TEXTO PARA LEITURA >>
----------

O Ministério Público
ofereceu denuncia em face de VALDIR DOS SANTOS MARTINS, qualificado nos autos,
pela prática do crime previsto no art. 121, §2º, IV do CP.
Narra a denúncia, em
síntese, que o acusado, na noite do dia 11/10/2004, por volta das 22:00h, na
localidade de ninho de Gata”, distrito de Nazaré do Jacuípe, neste município,
aproximou-se de Derneval Santos de Jesus, que caminhava pela rua e, de súbito e
pelas costas, deferiu dois violentos golpes de fação na cabeça da vítima,
provocando-lhe lesões que foram a causa efetiva de sua morte.
Relata que não houve, no
dia dos fatos, qualquer discussão entre o autor e a vítima e que, supostamente,
o crime teria ocorrido em razão de desentendimentos pretéritos entre Valdir e
Derneval, antigos parceiros no cometimento de ilícitos.
Informa que o acusado,
pessoa violenta, evadiu-se da localidade e, alternadamente, reaparece para
empreender ameaças de morte aos irmãos da vítima
A denúncia foi ofertada
com lastro em inquérito policial (fls. 05-25), cujas peças principais são:
termo de declarações de Daniel Pereira Souza (fl. 09); termo de declarações de
Daniela Pereira Souza (fl. 11); laudo de exame cadavérico da vítima (fls.
14-15); laudo de exame pericial do local do fato, com fotos da vítima (fls.
16-20); relatório e representação pela prisão preventiva do indiciado (fls.
23-24).
À fl. 26 a representante
do Ministério Público pugna pela prisão preventiva de Valdir.
Por decisão de fls.
28-31, foi determinada a prisão preventiva do indiciado, bem como foi recebida
a denúncia de fls. 02-03 em face do mesmo.
A mesma decisão
determinou a citação do indiciado e designou data de seu interrogatório.
Realizada a prisão do
réu, foi este submetido a interrogatório extrajudicial (fl. 35).

----------

Itens armazenados de uma coleção:
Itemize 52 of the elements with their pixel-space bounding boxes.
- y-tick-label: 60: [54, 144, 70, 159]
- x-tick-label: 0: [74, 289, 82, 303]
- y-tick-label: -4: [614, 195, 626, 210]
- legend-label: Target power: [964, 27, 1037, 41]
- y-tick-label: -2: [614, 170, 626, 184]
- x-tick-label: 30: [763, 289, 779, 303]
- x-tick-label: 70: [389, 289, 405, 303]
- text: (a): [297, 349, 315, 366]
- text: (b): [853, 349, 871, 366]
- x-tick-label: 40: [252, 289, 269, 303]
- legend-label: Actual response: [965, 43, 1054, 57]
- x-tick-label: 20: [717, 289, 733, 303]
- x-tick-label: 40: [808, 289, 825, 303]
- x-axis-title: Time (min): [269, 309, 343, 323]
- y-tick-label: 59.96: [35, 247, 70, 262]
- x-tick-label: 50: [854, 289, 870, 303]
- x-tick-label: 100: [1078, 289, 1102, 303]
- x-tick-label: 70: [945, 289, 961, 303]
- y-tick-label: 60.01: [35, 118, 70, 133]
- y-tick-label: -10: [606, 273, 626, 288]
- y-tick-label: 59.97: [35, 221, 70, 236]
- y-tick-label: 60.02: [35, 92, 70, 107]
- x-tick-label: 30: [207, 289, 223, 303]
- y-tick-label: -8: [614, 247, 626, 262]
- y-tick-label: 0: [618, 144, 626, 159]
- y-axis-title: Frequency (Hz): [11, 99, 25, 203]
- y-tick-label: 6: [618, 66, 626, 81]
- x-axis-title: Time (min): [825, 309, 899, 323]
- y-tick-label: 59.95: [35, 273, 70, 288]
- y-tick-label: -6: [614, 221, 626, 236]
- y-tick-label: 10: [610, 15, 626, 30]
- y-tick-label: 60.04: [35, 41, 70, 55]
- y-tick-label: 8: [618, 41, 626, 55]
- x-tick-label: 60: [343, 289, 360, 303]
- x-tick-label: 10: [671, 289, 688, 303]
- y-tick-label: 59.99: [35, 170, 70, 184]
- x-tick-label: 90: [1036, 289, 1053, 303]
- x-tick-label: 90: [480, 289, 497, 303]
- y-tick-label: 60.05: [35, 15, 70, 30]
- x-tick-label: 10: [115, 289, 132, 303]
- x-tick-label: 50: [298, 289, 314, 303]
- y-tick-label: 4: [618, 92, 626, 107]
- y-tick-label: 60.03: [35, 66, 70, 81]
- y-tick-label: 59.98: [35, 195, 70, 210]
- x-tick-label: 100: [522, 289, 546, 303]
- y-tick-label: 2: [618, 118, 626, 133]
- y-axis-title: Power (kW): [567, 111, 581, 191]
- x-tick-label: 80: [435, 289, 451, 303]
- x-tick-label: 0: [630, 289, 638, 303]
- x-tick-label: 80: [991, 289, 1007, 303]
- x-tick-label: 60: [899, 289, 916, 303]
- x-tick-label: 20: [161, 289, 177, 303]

----------

EXERCÍCIO >>
Transcreva do texto sobre a denúncia o trecho que vai de "Relata que não" até "cometimento de ilícitos.".

RESPOSTA CORRETA >>
Relata que não houve, no
dia dos fatos, qualquer discussão entre o autor e a vítima e que, supostamente,
o crime teria ocorrido em razão de desentendimentos pretéritos entre Valdir e
Derneval, antigos parceiros no cometimento de ilícitos.